STATED PROBLEM
Search the data below for "route"; list each line that holds it.

--- start DATA IN THIS EXERCISE ---

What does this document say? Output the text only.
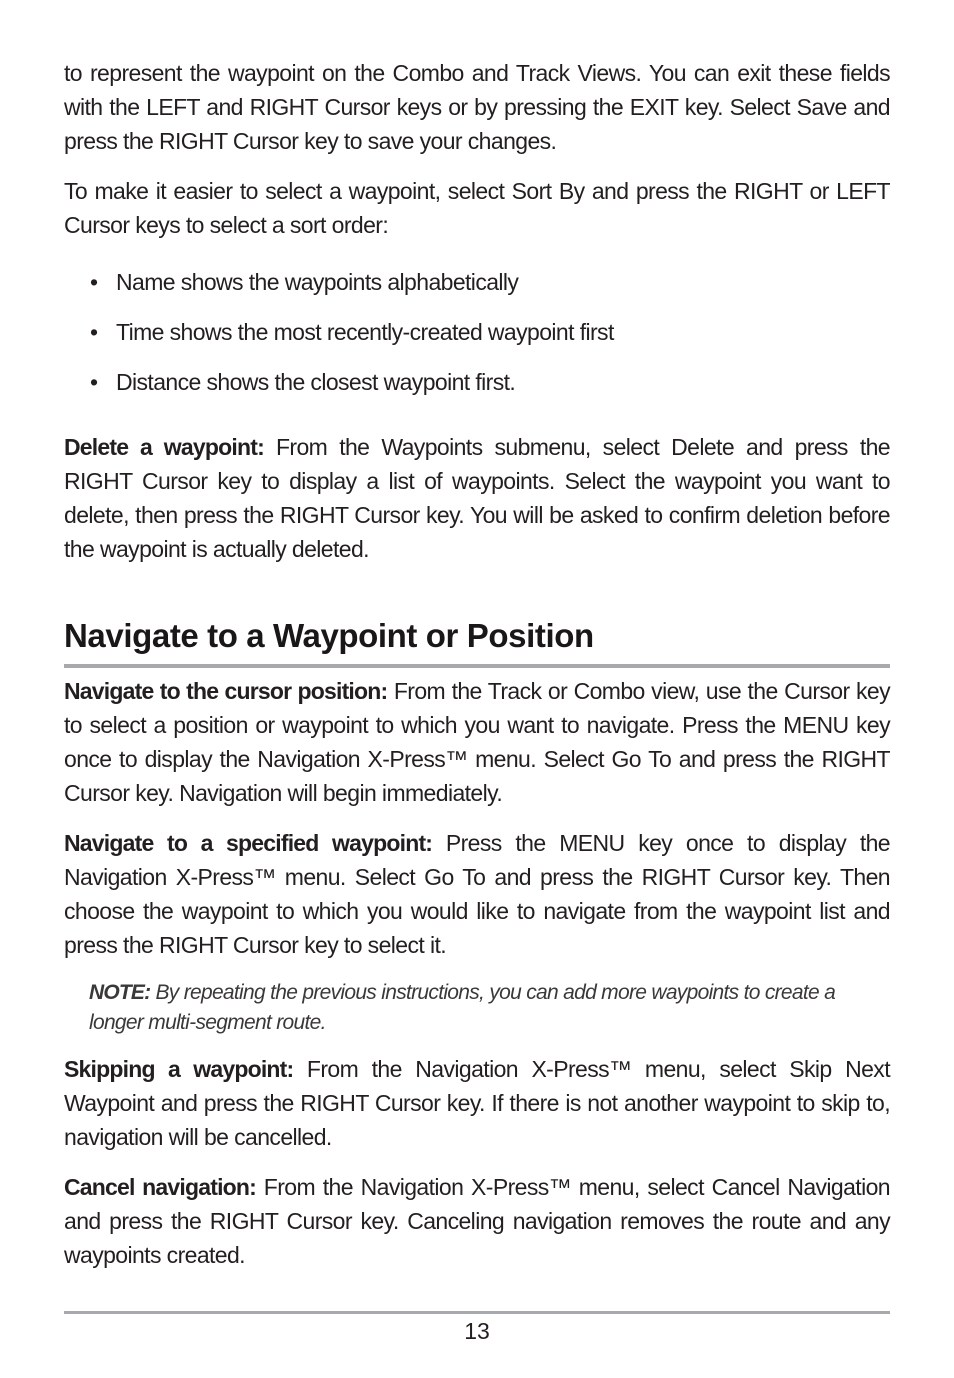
to represent the waypoint on the Combo and Track Views. You can exit these fields with the LEFT and RIGHT Cursor keys or by pressing the EXIT key. Select Save and press the RIGHT Cursor key to save your changes.

To make it easier to select a waypoint, select Sort By and press the RIGHT or LEFT Cursor keys to select a sort order:

• Name shows the waypoints alphabetically
• Time shows the most recently-created waypoint first
• Distance shows the closest waypoint first.

Delete a waypoint: From the Waypoints submenu, select Delete and press the RIGHT Cursor key to display a list of waypoints. Select the waypoint you want to delete, then press the RIGHT Cursor key. You will be asked to confirm deletion before the waypoint is actually deleted.

Navigate to a Waypoint or Position

Navigate to the cursor position: From the Track or Combo view, use the Cursor key to select a position or waypoint to which you want to navigate. Press the MENU key once to display the Navigation X-Press™ menu. Select Go To and press the RIGHT Cursor key. Navigation will begin immediately.

Navigate to a specified waypoint: Press the MENU key once to display the Navigation X-Press™ menu. Select Go To and press the RIGHT Cursor key. Then choose the waypoint to which you would like to navigate from the waypoint list and press the RIGHT Cursor key to select it.

NOTE: By repeating the previous instructions, you can add more waypoints to create a longer multi-segment route.

Skipping a waypoint: From the Navigation X-Press™ menu, select Skip Next Waypoint and press the RIGHT Cursor key. If there is not another waypoint to skip to, navigation will be cancelled.

Cancel navigation: From the Navigation X-Press™ menu, select Cancel Navigation and press the RIGHT Cursor key. Canceling navigation removes the route and any waypoints created.

13
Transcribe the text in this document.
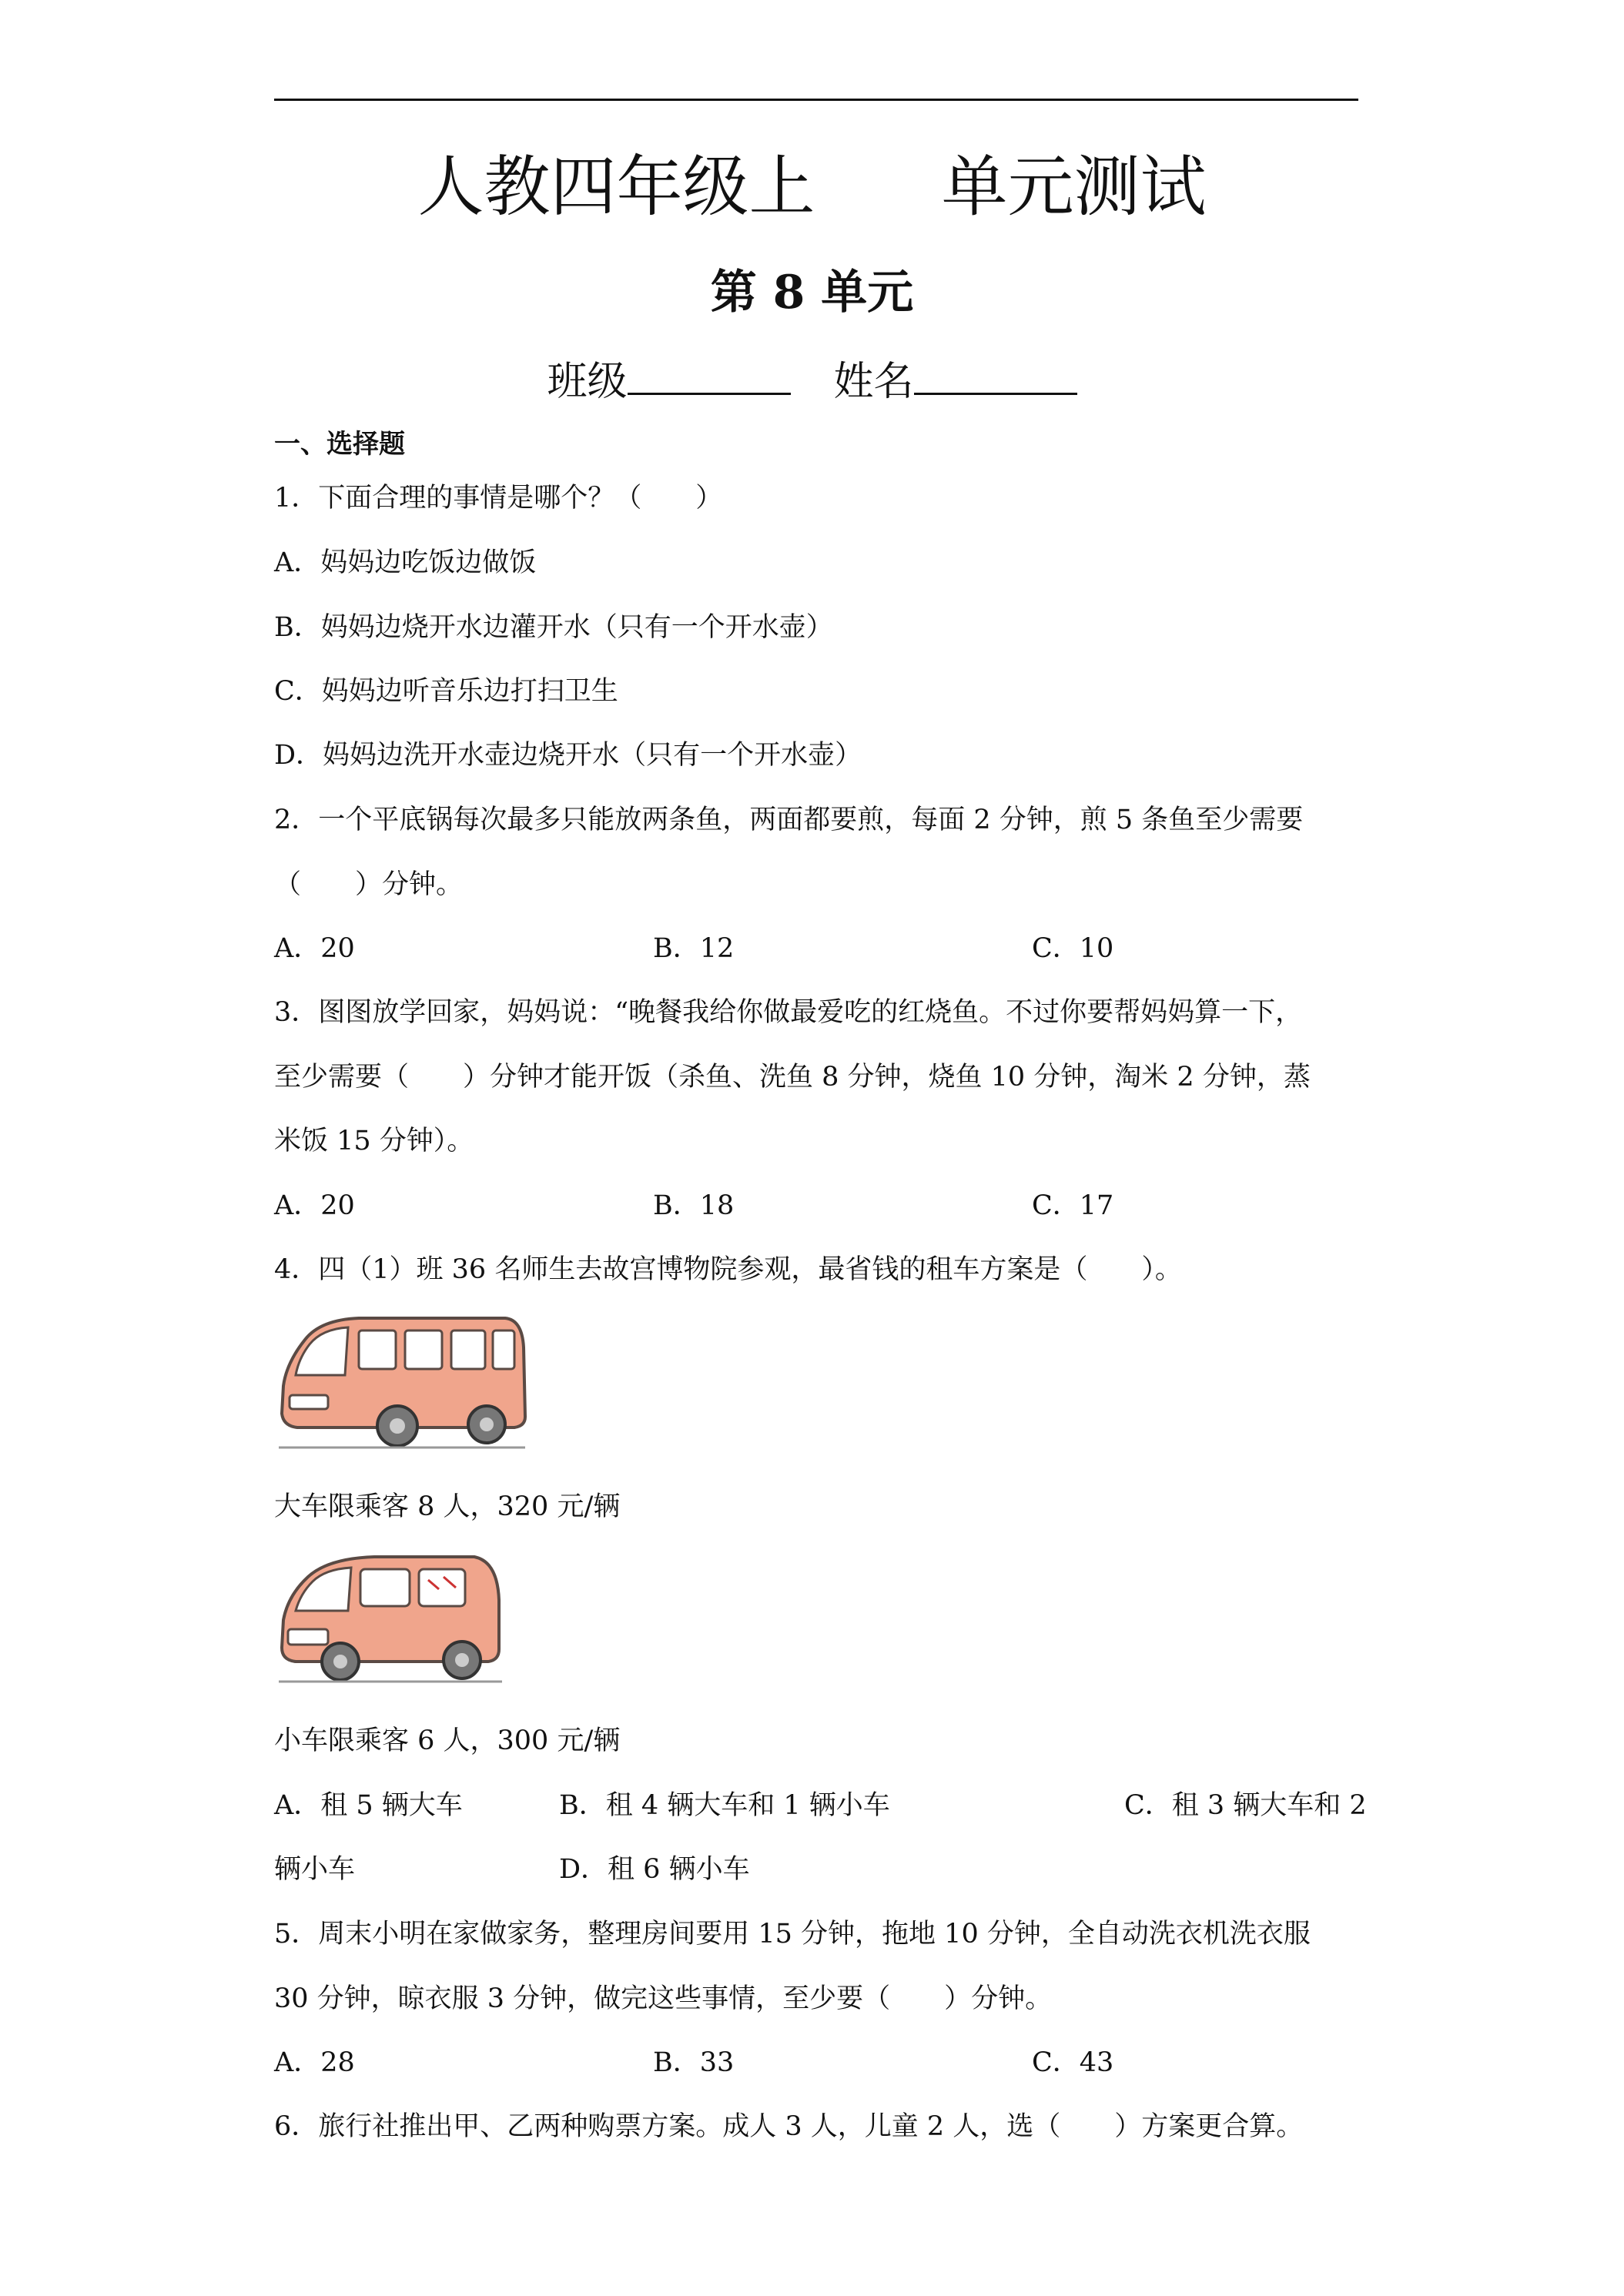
人教四年级上      单元测试
第 8 单元
班级	姓名
一、选择题
1．下面合理的事情是哪个？（　　）
A．妈妈边吃饭边做饭
B．妈妈边烧开水边灌开水（只有一个开水壶）
C．妈妈边听音乐边打扫卫生
D．妈妈边洗开水壶边烧开水（只有一个开水壶）
2．一个平底锅每次最多只能放两条鱼，两面都要煎，每面 2 分钟，煎 5 条鱼至少需要
（　　）分钟。
A．20	B．12	C．10
3．图图放学回家，妈妈说：“晚餐我给你做最爱吃的红烧鱼。不过你要帮妈妈算一下，
至少需要（　　）分钟才能开饭（杀鱼、洗鱼 8 分钟，烧鱼 10 分钟，淘米 2 分钟，蒸
米饭 15 分钟）。
A．20	B．18	C．17
4．四（1）班 36 名师生去故宫博物院参观，最省钱的租车方案是（　　）。
大车限乘客 8 人，320 元/辆
小车限乘客 6 人，300 元/辆
A．租 5 辆大车	B．租 4 辆大车和 1 辆小车	C．租 3 辆大车和 2
辆小车	D．租 6 辆小车
5．周末小明在家做家务，整理房间要用 15 分钟，拖地 10 分钟，全自动洗衣机洗衣服
30 分钟，晾衣服 3 分钟，做完这些事情，至少要（　　）分钟。
A．28	B．33	C．43
6．旅行社推出甲、乙两种购票方案。成人 3 人，儿童 2 人，选（　　）方案更合算。
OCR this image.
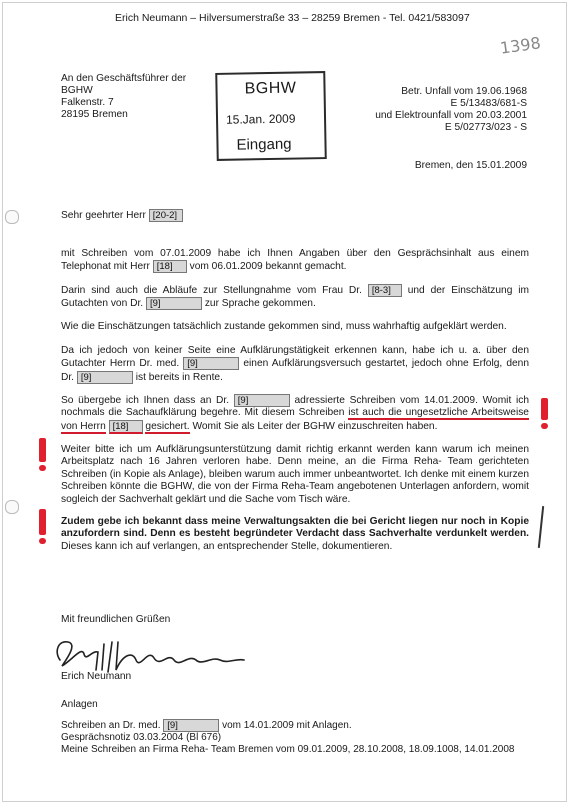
Erich Neumann – Hilversumerstraße 33 – 28259 Bremen - Tel. 0421/583097
1398
An den Geschäftsführer der
BGHW
Falkenstr. 7
28195 Bremen
BGHW
15.Jan. 2009
Eingang
Betr. Unfall vom 19.06.1968
E 5/13483/681-S
und Elektrounfall vom 20.03.2001
E 5/02773/023 - S
Bremen, den 15.01.2009
Sehr geehrter Herr [20-2]
mit Schreiben vom 07.01.2009 habe ich Ihnen Angaben über den Gesprächsinhalt aus einem Telephonat mit Herr [18] vom 06.01.2009 bekannt gemacht.
Darin sind auch die Abläufe zur Stellungnahme vom Frau Dr. [8-3] und der Einschätzung im Gutachten von Dr. [9]	zur Sprache gekommen.
Wie die Einschätzungen tatsächlich zustande gekommen sind, muss wahrhaftig aufgeklärt werden.
Da ich jedoch von keiner Seite eine Aufklärungstätigkeit erkennen kann, habe ich u. a. über den Gutachter Herrn Dr. med. [9]	einen Aufklärungsversuch gestartet, jedoch ohne Erfolg, denn Dr. [9]	ist bereits in Rente.
So übergebe ich Ihnen dass an Dr. [9]	adressierte Schreiben vom 14.01.2009. Womit ich nochmals die Sachaufklärung begehre. Mit diesem Schreiben ist auch die ungesetzliche Arbeitsweise von Herrn [18] gesichert. Womit Sie als Leiter der BGHW einzuschreiten haben.
Weiter bitte ich um Aufklärungsunterstützung damit richtig erkannt werden kann warum ich meinen Arbeitsplatz nach 16 Jahren verloren habe. Denn meine, an die Firma Reha- Team gerichteten Schreiben (in Kopie als Anlage), bleiben warum auch immer unbeantwortet. Ich denke mit einem kurzen Schreiben könnte die BGHW, die von der Firma Reha-Team angebotenen Unterlagen anfordern, womit sogleich der Sachverhalt geklärt und die Sache vom Tisch wäre.
Zudem gebe ich bekannt dass meine Verwaltungsakten die bei Gericht liegen nur noch in Kopie anzufordern sind. Denn es besteht begründeter Verdacht dass Sachverhalte verdunkelt werden. Dieses kann ich auf verlangen, an entsprechender Stelle, dokumentieren.
Mit freundlichen Grüßen
Erich Neumann
Anlagen
Schreiben an Dr. med. [9]	vom 14.01.2009 mit Anlagen.
Gesprächsnotiz 03.03.2004 (Bl 676)
Meine Schreiben an Firma Reha- Team Bremen vom 09.01.2009, 28.10.2008, 18.09.1008, 14.01.2008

--- end DATA IN THIS EXERCISE ---

ANSWER TO THE EXERCISE
NOTE: By repeating the previous instructions, you can add more waypoints to create a longer multi-segment route.
Cancel navigation: From the Navigation X-Press™ menu, select Cancel Navigation and press the RIGHT Cursor key. Canceling navigation removes the route and any waypoints created.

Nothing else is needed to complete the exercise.